• [PROBLEM TO SOLVE]
In the listing that follows, how many lines contain the string "тысяч"? Provide only the number.

• [Data entries]
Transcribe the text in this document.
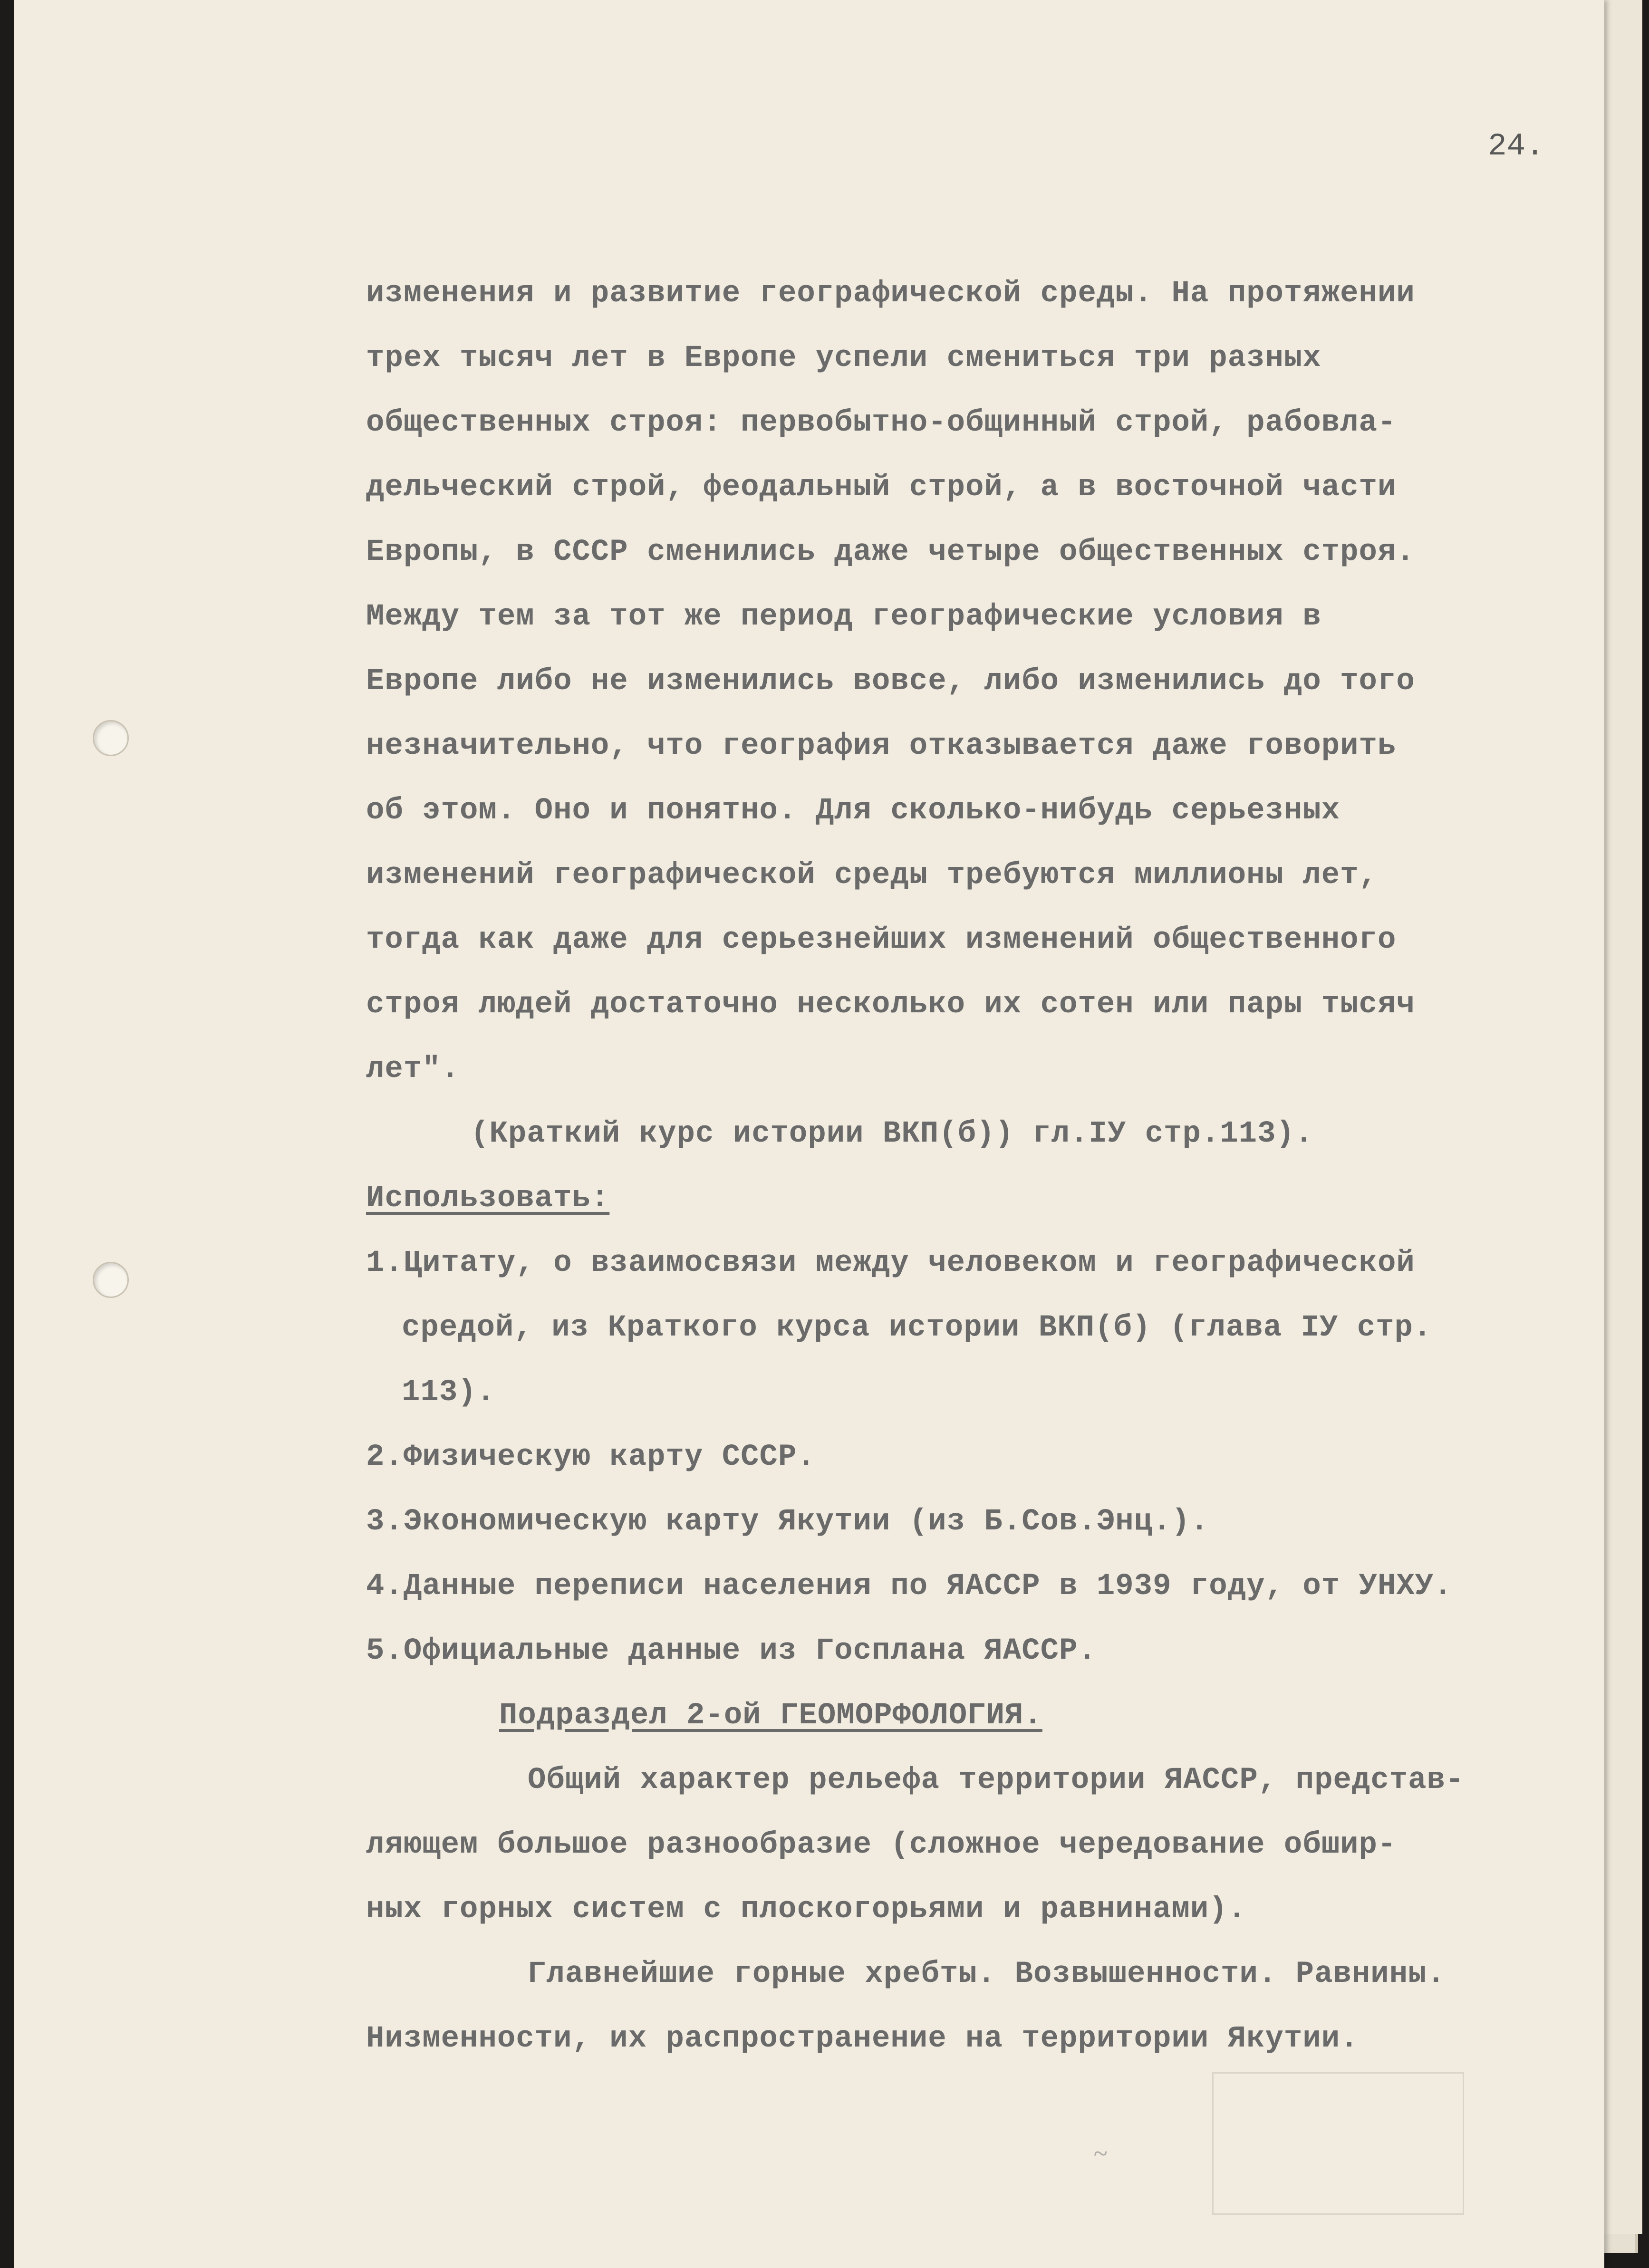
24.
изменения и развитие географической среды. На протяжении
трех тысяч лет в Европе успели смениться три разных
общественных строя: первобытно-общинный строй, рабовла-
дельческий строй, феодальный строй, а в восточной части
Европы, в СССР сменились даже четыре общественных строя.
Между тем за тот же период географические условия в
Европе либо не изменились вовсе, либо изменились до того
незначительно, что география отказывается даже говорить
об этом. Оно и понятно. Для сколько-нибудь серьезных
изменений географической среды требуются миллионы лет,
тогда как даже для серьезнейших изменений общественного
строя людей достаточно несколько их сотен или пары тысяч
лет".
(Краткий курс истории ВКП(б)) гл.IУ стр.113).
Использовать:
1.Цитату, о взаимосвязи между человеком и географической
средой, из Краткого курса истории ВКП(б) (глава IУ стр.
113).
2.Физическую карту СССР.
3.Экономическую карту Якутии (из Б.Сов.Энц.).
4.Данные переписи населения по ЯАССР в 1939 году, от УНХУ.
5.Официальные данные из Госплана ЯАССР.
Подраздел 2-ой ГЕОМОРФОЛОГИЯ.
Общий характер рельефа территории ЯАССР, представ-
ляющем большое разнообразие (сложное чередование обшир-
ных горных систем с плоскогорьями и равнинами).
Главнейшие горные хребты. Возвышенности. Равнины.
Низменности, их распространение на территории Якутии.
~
...
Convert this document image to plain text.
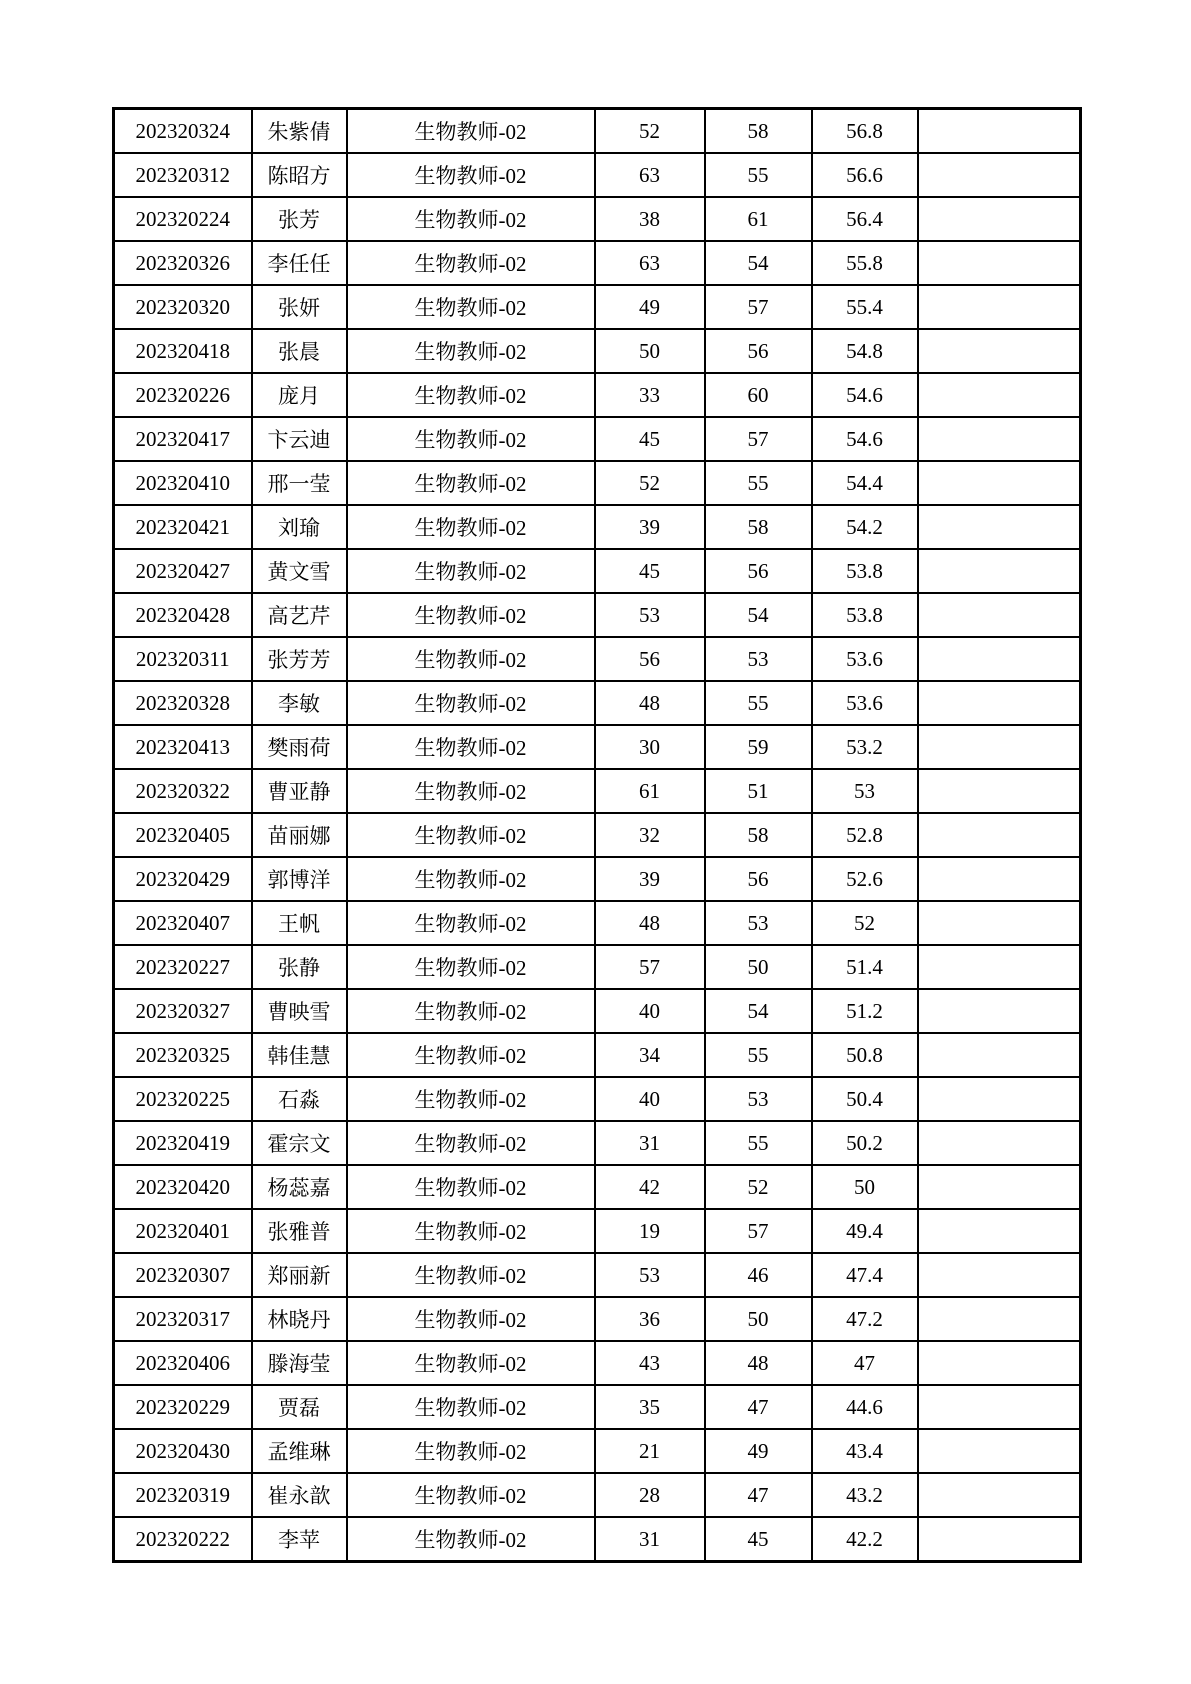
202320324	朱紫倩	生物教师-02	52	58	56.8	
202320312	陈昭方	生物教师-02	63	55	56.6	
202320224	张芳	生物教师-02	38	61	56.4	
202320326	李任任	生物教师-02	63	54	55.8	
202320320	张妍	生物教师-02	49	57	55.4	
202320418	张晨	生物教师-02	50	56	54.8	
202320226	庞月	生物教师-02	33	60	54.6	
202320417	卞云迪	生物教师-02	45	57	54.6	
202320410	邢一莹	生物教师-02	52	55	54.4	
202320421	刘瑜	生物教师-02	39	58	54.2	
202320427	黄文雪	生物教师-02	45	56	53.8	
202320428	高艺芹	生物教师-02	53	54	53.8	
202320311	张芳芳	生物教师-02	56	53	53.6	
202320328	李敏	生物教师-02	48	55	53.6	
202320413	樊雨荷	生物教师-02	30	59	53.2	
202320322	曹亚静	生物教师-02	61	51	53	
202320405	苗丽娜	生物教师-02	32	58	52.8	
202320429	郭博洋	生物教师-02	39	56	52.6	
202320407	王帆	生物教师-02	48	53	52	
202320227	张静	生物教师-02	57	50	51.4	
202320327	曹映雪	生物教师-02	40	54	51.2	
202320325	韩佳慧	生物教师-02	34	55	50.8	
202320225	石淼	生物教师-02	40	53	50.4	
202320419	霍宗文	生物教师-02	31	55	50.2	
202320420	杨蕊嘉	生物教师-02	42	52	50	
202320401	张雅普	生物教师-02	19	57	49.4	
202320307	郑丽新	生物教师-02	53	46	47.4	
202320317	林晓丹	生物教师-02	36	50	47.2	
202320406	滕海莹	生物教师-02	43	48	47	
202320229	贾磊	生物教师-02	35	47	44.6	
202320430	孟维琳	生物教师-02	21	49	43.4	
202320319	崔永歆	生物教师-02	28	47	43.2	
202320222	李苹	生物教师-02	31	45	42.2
==
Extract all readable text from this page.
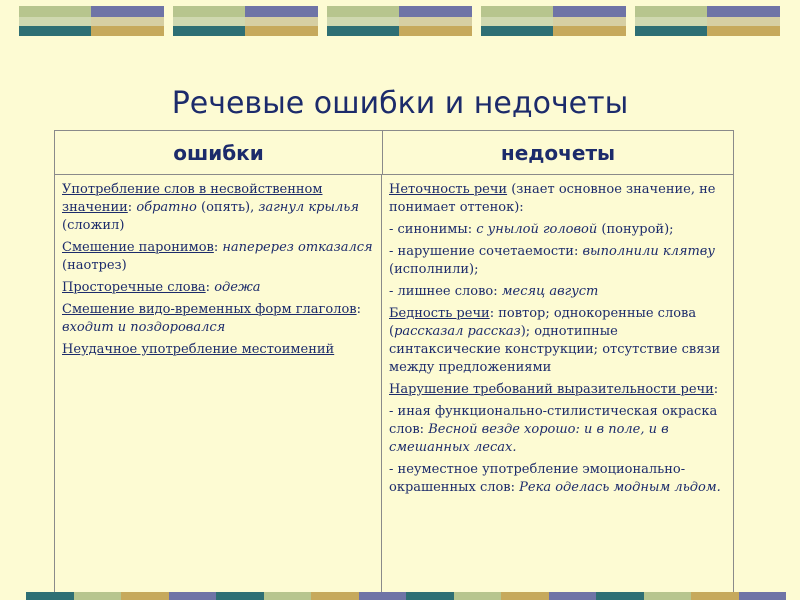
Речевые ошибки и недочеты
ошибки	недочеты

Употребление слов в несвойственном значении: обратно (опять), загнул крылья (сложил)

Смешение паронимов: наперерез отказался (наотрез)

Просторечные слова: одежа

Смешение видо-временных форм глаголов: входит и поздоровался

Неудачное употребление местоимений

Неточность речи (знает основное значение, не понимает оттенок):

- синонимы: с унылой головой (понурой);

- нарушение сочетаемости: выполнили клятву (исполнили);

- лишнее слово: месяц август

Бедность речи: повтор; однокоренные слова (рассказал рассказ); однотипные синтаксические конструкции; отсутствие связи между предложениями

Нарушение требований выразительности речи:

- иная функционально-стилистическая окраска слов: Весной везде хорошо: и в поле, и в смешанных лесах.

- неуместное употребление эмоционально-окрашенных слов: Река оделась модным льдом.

• [WRITTEN ANSWER]
2